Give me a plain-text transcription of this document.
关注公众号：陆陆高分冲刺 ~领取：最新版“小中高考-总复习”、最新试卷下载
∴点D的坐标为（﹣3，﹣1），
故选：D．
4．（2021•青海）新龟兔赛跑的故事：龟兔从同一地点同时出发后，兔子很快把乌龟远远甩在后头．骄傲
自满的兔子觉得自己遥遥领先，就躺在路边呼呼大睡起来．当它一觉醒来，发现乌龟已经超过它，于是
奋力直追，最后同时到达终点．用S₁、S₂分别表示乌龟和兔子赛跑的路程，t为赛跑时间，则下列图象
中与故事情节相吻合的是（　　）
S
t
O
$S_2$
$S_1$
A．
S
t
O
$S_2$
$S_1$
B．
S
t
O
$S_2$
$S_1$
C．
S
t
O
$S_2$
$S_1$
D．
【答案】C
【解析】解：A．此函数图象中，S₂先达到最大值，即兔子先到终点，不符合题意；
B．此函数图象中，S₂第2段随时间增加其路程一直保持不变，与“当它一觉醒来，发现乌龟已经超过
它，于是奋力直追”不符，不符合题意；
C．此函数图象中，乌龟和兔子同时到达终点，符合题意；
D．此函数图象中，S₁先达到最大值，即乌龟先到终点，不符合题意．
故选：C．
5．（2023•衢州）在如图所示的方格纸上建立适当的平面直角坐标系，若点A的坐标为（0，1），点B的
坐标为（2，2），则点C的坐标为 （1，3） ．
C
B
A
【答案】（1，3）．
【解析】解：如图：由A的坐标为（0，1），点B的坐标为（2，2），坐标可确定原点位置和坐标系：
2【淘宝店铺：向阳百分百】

──────

= Set task =
Output each record precisely as given.

= Answer for the task =
Give me a plain-text transcription of this document.
关注公众号：陆陆高分冲刺 ~领取：最新版“小中高考-总复习”、最新试卷下载
∴点D的坐标为（﹣3，﹣1），
故选：D．
4．（2021•青海）新龟兔赛跑的故事：龟兔从同一地点同时出发后，兔子很快把乌龟远远甩在后头．骄傲
自满的兔子觉得自己遥遥领先，就躺在路边呼呼大睡起来．当它一觉醒来，发现乌龟已经超过它，于是
奋力直追，最后同时到达终点．用S₁、S₂分别表示乌龟和兔子赛跑的路程，t为赛跑时间，则下列图象
中与故事情节相吻合的是（　　）
S
t
O
$S_2$
$S_1$
A．
S
t
O
$S_2$
$S_1$
B．
S
t
O
$S_2$
$S_1$
C．
S
t
O
$S_2$
$S_1$
D．
【答案】C
【解析】解：A．此函数图象中，S₂先达到最大值，即兔子先到终点，不符合题意；
B．此函数图象中，S₂第2段随时间增加其路程一直保持不变，与“当它一觉醒来，发现乌龟已经超过
它，于是奋力直追”不符，不符合题意；
C．此函数图象中，乌龟和兔子同时到达终点，符合题意；
D．此函数图象中，S₁先达到最大值，即乌龟先到终点，不符合题意．
故选：C．
5．（2023•衢州）在如图所示的方格纸上建立适当的平面直角坐标系，若点A的坐标为（0，1），点B的
坐标为（2，2），则点C的坐标为 （1，3） ．
C
B
A
【答案】（1，3）．
【解析】解：如图：由A的坐标为（0，1），点B的坐标为（2，2），坐标可确定原点位置和坐标系：
2【淘宝店铺：向阳百分百】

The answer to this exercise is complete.